** Exercise objective **
Quote every line as written. Omit pictures.
━━ Material provided ━━
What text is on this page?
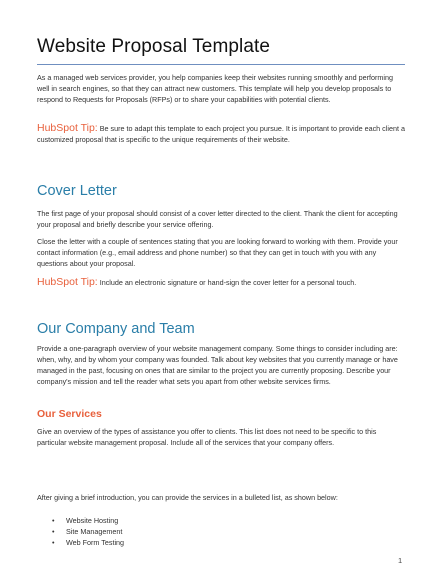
Website Proposal Template
As a managed web services provider, you help companies keep their websites running smoothly and performing well in search engines, so that they can attract new customers. This template will help you develop proposals to respond to Requests for Proposals (RFPs) or to share your capabilities with potential clients.
HubSpot Tip: Be sure to adapt this template to each project you pursue. It is important to provide each client a customized proposal that is specific to the unique requirements of their website.
Cover Letter
The first page of your proposal should consist of a cover letter directed to the client. Thank the client for accepting your proposal and briefly describe your service offering.
Close the letter with a couple of sentences stating that you are looking forward to working with them. Provide your contact information (e.g., email address and phone number) so that they can get in touch with you with any questions about your proposal.
HubSpot Tip: Include an electronic signature or hand-sign the cover letter for a personal touch.
Our Company and Team
Provide a one-paragraph overview of your website management company. Some things to consider including are: when, why, and by whom your company was founded. Talk about key websites that you currently manage or have managed in the past, focusing on ones that are similar to the project you are currently proposing. Describe your company's mission and tell the reader what sets you apart from other website services firms.
Our Services
Give an overview of the types of assistance you offer to clients. This list does not need to be specific to this particular website management proposal. Include all of the services that your company offers.
After giving a brief introduction, you can provide the services in a bulleted list, as shown below:
• Website Hosting
• Site Management
• Web Form Testing
1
━━━
** Answer to the task **
What text is on this page?
Website Proposal Template
As a managed web services provider, you help companies keep their websites running smoothly and performing well in search engines, so that they can attract new customers. This template will help you develop proposals to respond to Requests for Proposals (RFPs) or to share your capabilities with potential clients.
HubSpot Tip: Be sure to adapt this template to each project you pursue. It is important to provide each client a customized proposal that is specific to the unique requirements of their website.
Cover Letter
The first page of your proposal should consist of a cover letter directed to the client. Thank the client for accepting your proposal and briefly describe your service offering.
Close the letter with a couple of sentences stating that you are looking forward to working with them. Provide your contact information (e.g., email address and phone number) so that they can get in touch with you with any questions about your proposal.
HubSpot Tip: Include an electronic signature or hand-sign the cover letter for a personal touch.
Our Company and Team
Provide a one-paragraph overview of your website management company. Some things to consider including are: when, why, and by whom your company was founded. Talk about key websites that you currently manage or have managed in the past, focusing on ones that are similar to the project you are currently proposing. Describe your company's mission and tell the reader what sets you apart from other website services firms.
Our Services
Give an overview of the types of assistance you offer to clients. This list does not need to be specific to this particular website management proposal. Include all of the services that your company offers.
After giving a brief introduction, you can provide the services in a bulleted list, as shown below:
• Website Hosting
• Site Management
• Web Form Testing
1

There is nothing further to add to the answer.